* [The request]: Using the data below, copy every line that contains the word "compressor".

------------------------------------------------------------------------

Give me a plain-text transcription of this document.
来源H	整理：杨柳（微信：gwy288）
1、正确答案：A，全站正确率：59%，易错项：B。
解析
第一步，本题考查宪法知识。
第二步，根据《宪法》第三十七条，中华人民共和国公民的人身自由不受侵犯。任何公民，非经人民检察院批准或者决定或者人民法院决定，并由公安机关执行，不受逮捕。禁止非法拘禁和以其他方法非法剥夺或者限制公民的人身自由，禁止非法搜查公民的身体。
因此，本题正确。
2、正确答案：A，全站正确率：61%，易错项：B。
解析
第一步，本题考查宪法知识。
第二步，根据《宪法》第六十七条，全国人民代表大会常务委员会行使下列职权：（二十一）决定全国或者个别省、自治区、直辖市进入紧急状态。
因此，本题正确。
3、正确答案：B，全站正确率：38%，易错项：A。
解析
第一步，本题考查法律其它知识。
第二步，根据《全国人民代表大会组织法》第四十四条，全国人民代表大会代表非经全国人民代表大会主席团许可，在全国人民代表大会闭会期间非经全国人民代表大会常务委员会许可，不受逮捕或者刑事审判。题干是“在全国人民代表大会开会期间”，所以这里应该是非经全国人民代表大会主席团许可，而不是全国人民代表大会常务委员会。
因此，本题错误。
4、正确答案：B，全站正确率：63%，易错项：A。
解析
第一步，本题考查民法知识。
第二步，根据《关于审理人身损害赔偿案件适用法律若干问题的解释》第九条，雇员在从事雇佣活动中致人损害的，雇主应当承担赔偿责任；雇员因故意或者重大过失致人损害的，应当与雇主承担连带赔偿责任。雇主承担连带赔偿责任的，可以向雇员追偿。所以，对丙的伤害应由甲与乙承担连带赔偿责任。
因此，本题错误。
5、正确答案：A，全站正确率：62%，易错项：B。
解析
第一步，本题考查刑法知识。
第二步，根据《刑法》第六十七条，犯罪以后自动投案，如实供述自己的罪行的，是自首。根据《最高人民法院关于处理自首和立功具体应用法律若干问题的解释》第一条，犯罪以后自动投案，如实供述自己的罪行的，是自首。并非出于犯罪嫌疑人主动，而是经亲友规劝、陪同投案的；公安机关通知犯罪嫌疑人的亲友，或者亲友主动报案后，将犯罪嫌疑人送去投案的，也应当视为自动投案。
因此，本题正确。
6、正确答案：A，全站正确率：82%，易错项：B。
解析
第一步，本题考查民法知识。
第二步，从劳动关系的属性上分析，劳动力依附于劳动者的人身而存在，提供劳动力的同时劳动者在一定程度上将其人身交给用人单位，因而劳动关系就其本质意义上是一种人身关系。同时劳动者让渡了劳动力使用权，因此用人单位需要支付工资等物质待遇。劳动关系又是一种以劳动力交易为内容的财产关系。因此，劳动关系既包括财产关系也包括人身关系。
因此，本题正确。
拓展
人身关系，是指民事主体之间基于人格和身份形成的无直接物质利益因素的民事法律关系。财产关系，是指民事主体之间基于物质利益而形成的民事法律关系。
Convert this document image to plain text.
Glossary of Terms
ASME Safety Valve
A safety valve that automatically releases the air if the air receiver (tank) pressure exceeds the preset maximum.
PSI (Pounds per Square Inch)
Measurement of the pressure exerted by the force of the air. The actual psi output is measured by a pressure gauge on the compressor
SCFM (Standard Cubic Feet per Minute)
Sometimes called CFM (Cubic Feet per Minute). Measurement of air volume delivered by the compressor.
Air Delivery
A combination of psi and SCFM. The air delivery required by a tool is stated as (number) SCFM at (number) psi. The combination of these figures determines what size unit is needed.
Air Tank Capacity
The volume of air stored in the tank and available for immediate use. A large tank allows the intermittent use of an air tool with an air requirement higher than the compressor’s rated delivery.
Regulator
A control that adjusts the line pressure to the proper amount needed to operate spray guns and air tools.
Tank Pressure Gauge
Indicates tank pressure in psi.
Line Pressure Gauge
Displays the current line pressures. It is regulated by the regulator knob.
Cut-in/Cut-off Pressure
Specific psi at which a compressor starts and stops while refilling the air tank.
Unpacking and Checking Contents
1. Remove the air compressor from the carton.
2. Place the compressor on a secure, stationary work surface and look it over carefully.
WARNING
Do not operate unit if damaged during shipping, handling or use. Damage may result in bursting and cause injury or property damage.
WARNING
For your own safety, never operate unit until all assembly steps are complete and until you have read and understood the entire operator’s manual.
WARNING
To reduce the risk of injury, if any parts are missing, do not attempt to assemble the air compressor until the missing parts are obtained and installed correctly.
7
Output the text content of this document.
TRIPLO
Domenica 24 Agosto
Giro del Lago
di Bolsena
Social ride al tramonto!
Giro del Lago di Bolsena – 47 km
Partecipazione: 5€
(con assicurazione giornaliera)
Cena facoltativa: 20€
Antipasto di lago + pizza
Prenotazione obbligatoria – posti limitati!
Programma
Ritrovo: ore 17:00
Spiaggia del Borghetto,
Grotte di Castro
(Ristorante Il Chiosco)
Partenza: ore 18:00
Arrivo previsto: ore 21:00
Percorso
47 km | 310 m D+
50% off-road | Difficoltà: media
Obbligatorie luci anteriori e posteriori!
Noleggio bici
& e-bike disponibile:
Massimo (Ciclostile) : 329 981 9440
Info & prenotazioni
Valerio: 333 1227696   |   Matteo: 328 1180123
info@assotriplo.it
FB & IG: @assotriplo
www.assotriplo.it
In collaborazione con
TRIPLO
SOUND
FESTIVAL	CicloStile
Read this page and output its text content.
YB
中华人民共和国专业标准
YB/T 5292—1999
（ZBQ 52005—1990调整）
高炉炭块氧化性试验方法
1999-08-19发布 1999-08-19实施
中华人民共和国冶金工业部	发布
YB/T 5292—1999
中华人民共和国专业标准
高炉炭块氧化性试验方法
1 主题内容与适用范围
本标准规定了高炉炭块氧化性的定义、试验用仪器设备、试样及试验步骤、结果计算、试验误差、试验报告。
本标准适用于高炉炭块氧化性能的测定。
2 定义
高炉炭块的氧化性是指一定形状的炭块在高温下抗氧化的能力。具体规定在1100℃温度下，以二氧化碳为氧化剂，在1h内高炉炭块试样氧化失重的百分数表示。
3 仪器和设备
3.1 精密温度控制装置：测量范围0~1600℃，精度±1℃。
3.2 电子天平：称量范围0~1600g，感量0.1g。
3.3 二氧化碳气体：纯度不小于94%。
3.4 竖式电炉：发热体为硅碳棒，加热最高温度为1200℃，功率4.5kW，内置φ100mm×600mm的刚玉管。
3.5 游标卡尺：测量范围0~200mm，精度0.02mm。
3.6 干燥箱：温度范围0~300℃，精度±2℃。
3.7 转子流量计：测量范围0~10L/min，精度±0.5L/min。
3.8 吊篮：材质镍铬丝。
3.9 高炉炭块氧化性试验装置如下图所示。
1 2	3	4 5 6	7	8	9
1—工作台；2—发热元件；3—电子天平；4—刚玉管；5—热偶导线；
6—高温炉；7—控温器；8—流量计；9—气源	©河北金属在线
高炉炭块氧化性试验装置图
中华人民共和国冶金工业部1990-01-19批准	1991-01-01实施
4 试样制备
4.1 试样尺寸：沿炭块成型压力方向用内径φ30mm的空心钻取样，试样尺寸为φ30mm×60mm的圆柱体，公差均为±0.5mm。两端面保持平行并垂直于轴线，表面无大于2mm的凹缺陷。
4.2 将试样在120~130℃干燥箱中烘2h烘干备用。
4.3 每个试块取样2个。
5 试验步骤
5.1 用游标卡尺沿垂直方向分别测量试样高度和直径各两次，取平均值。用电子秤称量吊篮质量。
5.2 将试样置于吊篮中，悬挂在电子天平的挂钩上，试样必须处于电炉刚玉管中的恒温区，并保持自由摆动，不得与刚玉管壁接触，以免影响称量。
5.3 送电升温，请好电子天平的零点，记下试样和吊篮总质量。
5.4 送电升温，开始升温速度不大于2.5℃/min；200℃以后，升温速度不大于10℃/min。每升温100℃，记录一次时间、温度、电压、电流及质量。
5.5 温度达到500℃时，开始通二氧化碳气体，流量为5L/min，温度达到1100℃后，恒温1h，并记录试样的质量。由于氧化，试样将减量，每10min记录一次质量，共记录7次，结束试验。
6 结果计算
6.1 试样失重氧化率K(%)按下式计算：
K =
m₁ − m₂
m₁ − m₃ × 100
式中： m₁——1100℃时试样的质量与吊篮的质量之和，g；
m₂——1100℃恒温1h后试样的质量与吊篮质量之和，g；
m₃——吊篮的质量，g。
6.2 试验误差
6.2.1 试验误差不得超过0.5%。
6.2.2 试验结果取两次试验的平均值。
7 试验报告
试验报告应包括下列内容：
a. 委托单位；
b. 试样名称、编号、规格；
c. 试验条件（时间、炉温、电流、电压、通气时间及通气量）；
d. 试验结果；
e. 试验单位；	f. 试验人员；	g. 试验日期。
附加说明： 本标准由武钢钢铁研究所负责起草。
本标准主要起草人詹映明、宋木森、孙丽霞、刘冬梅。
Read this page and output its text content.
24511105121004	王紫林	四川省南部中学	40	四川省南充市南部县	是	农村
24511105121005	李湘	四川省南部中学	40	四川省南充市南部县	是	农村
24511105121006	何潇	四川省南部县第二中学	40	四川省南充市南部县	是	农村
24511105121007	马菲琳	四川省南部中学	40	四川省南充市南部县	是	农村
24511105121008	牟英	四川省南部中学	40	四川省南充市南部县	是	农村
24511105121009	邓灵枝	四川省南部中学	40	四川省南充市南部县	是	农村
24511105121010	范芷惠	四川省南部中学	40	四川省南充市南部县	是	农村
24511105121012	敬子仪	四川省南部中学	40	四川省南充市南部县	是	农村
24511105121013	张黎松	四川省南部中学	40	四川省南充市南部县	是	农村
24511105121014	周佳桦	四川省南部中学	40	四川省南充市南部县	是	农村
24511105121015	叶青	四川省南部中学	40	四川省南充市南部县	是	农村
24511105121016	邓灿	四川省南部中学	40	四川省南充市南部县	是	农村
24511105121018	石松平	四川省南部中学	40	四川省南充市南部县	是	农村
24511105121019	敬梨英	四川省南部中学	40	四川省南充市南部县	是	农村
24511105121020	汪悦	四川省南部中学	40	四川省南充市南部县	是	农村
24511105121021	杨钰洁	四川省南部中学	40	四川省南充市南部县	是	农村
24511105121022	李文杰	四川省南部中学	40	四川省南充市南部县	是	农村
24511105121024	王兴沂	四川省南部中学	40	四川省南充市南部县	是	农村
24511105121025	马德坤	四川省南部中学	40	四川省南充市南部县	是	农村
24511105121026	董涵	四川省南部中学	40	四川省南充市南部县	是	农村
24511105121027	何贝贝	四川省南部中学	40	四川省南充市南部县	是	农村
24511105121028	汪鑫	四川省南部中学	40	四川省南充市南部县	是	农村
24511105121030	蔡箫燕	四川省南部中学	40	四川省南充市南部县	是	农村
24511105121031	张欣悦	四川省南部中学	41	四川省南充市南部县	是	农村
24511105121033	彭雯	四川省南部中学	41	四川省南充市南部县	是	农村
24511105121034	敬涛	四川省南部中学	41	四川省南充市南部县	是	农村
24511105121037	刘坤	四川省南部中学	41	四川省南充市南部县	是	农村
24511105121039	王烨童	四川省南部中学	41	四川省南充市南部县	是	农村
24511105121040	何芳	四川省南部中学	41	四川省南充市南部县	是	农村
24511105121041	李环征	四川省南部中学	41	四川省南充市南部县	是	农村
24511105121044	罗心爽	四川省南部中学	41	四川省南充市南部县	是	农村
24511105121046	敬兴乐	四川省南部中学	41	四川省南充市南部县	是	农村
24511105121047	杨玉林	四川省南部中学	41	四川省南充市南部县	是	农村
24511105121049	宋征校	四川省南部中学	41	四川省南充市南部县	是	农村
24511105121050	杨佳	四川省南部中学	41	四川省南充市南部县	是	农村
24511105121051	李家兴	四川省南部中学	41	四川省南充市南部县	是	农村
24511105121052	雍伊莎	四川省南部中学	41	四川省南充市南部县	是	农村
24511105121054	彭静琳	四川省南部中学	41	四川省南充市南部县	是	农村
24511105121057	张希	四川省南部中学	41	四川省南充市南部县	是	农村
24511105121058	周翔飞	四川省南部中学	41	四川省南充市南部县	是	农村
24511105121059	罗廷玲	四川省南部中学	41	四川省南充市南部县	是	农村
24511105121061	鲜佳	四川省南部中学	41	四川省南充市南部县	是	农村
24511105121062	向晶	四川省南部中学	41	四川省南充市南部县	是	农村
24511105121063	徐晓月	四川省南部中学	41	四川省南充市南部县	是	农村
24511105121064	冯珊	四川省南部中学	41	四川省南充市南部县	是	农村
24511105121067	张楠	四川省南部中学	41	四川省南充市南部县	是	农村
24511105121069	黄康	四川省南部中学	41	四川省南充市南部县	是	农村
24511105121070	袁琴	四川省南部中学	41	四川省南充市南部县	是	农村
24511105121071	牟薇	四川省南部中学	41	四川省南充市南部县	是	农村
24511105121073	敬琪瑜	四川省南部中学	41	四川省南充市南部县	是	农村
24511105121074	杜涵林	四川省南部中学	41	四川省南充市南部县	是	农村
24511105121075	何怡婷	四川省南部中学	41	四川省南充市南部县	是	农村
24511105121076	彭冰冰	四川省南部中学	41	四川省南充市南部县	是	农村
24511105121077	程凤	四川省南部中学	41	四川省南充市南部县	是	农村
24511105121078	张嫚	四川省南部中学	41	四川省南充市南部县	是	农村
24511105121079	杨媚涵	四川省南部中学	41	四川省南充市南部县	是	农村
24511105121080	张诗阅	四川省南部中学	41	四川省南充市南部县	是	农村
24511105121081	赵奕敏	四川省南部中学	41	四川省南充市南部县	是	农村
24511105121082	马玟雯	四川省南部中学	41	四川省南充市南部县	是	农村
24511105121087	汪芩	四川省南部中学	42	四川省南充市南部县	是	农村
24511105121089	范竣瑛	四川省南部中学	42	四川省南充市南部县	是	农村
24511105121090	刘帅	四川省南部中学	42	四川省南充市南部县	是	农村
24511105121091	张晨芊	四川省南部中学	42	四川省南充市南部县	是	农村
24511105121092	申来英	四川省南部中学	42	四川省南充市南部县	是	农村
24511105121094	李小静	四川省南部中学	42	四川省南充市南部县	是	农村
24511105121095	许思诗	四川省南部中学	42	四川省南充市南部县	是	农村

------------------------------------------------------------------------

* [Complete output]:
Measurement of the pressure exerted by the force of the air. The actual psi output is measured by a pressure gauge on the compressor
Sometimes called CFM (Cubic Feet per Minute). Measurement of air volume delivered by the compressor.
The volume of air stored in the tank and available for immediate use. A large tank allows the intermittent use of an air tool with an air requirement higher than the compressor’s rated delivery.
Specific psi at which a compressor starts and stops while refilling the air tank.
1. Remove the air compressor from the carton.
2. Place the compressor on a secure, stationary work surface and look it over carefully.
To reduce the risk of injury, if any parts are missing, do not attempt to assemble the air compressor until the missing parts are obtained and installed correctly.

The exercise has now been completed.